THE REQUEST → Pick out all lines in the listing holding the string "ログイン" and copy them.

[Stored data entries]
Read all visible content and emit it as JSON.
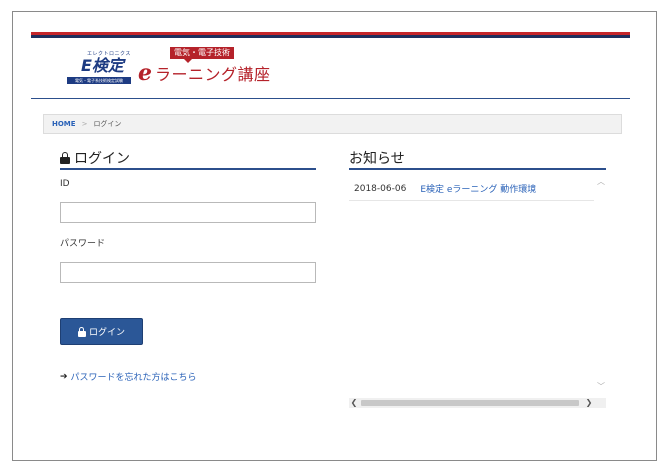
{
  "header": {
    "logo_main": "E検定",
    "logo_tagline_top": "エレクトロニクス",
    "logo_tagline_bottom": "電気・電子系技術検定試験",
    "course_badge": "電気・電子技術",
    "course_title_e": "e",
    "course_title_rest": "ラーニング講座",
    "brand_red": "#c4262b",
    "brand_navy": "#1e2f5e"
  },
  "breadcrumb": {
    "home": "HOME",
    "separator": ">",
    "current": "ログイン"
  },
  "login": {
    "title": "ログイン",
    "id_label": "ID",
    "id_value": "",
    "password_label": "パスワード",
    "password_value": "",
    "submit_label": "ログイン",
    "forgot_link": "パスワードを忘れた方はこちら"
  },
  "news": {
    "title": "お知らせ",
    "items": [
      {
        "date": "2018-06-06",
        "text": "E検定 eラーニング 動作環境"
      }
    ]
  },
  "icons": {
    "lock": "lock-icon",
    "arrow": "arrow-right-icon"
  }
}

WRITTEN REPLY →
    "current": "ログイン"
    "title": "ログイン",
    "submit_label": "ログイン",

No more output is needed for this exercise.